* Your instructions
Give only one thing: the number of lines that include the word "kind".

* Input data
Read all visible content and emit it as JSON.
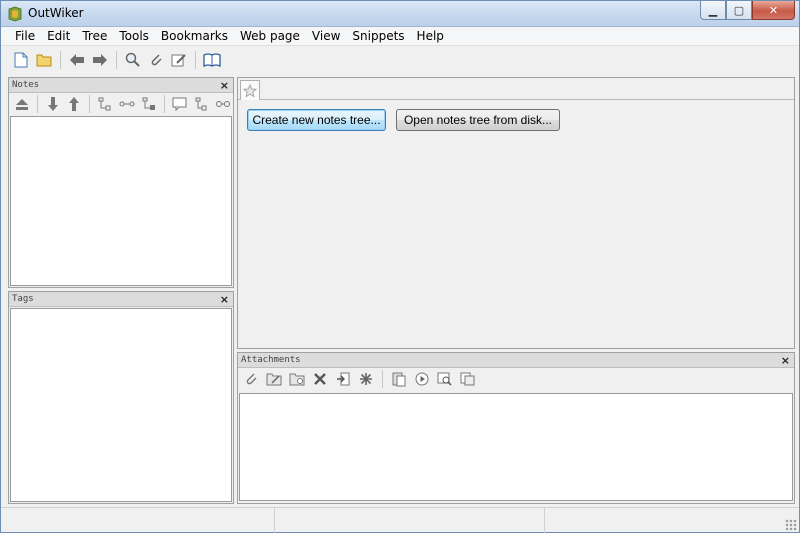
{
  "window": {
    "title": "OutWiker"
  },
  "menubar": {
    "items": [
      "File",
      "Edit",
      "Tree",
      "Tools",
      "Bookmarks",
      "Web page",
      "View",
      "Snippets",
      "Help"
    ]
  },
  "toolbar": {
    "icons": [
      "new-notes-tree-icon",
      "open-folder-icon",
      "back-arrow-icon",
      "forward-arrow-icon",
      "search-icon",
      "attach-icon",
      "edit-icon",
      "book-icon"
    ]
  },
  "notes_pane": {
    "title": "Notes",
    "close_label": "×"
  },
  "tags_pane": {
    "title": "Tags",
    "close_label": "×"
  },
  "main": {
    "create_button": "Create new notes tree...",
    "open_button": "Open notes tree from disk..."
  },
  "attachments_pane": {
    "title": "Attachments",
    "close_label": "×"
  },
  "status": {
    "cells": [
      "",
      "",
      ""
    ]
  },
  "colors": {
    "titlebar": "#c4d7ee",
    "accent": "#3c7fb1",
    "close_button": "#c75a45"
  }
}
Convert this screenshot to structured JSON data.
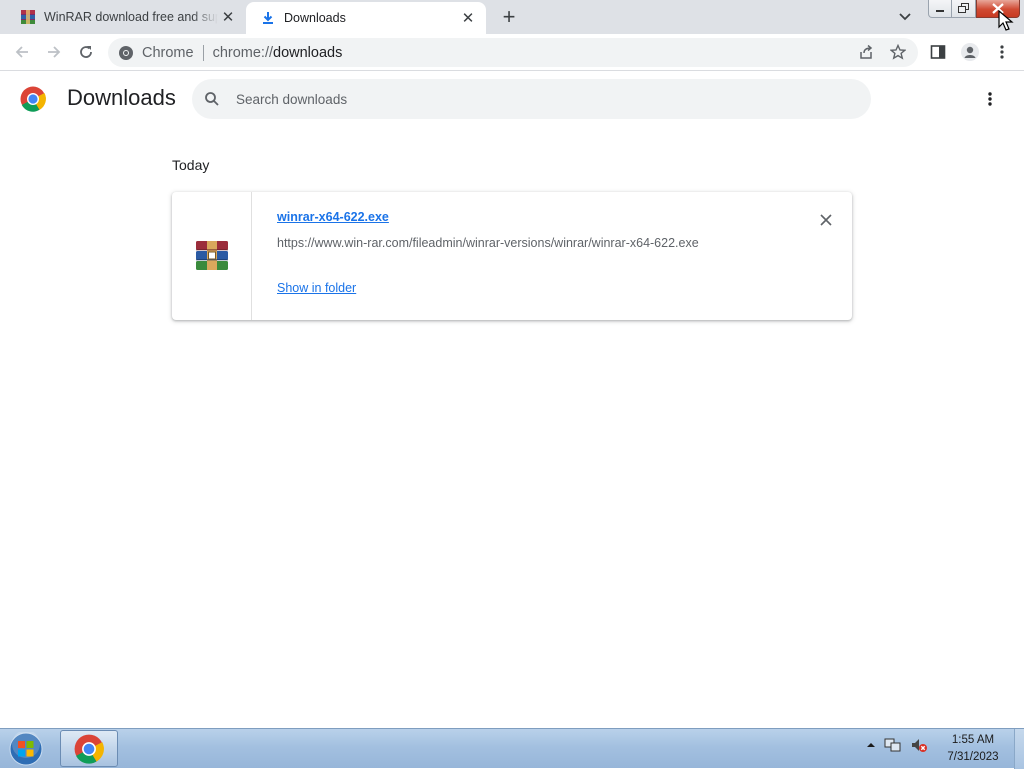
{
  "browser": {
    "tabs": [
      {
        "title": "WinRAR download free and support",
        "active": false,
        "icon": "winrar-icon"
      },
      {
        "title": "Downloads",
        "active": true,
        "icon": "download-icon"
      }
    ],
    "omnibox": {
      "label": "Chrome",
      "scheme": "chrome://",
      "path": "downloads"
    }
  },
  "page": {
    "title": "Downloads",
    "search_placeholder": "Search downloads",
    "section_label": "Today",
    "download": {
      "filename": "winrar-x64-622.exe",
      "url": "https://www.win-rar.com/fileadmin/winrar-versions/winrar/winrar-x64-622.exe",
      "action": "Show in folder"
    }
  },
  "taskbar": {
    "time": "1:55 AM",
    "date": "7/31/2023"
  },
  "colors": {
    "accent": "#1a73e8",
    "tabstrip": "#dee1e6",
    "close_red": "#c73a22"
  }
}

==

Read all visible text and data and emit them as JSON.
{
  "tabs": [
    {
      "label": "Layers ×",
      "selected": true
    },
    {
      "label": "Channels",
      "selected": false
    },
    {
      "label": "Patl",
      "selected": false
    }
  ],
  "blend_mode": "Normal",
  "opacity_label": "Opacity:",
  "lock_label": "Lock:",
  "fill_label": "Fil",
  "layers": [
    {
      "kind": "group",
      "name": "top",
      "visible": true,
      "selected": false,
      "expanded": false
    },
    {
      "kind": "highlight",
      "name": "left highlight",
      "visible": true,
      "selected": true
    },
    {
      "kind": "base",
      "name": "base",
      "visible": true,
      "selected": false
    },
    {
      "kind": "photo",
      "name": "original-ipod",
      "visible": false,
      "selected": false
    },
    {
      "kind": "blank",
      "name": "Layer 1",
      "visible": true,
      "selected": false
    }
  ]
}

...

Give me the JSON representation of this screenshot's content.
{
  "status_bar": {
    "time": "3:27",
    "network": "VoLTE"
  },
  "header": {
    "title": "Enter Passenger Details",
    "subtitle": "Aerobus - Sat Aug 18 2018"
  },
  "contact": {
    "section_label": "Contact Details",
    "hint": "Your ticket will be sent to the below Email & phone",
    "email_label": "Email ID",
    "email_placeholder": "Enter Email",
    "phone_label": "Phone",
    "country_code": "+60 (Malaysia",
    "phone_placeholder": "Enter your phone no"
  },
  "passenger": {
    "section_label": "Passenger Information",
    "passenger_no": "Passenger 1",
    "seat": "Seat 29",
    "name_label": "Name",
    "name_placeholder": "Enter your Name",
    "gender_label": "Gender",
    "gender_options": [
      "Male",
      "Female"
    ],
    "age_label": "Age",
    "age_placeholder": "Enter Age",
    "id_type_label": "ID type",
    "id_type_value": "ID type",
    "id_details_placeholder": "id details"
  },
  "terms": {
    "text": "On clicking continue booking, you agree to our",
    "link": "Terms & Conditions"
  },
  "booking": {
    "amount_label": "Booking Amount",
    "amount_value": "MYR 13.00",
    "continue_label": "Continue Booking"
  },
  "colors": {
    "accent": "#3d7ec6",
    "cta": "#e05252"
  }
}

* Reply
5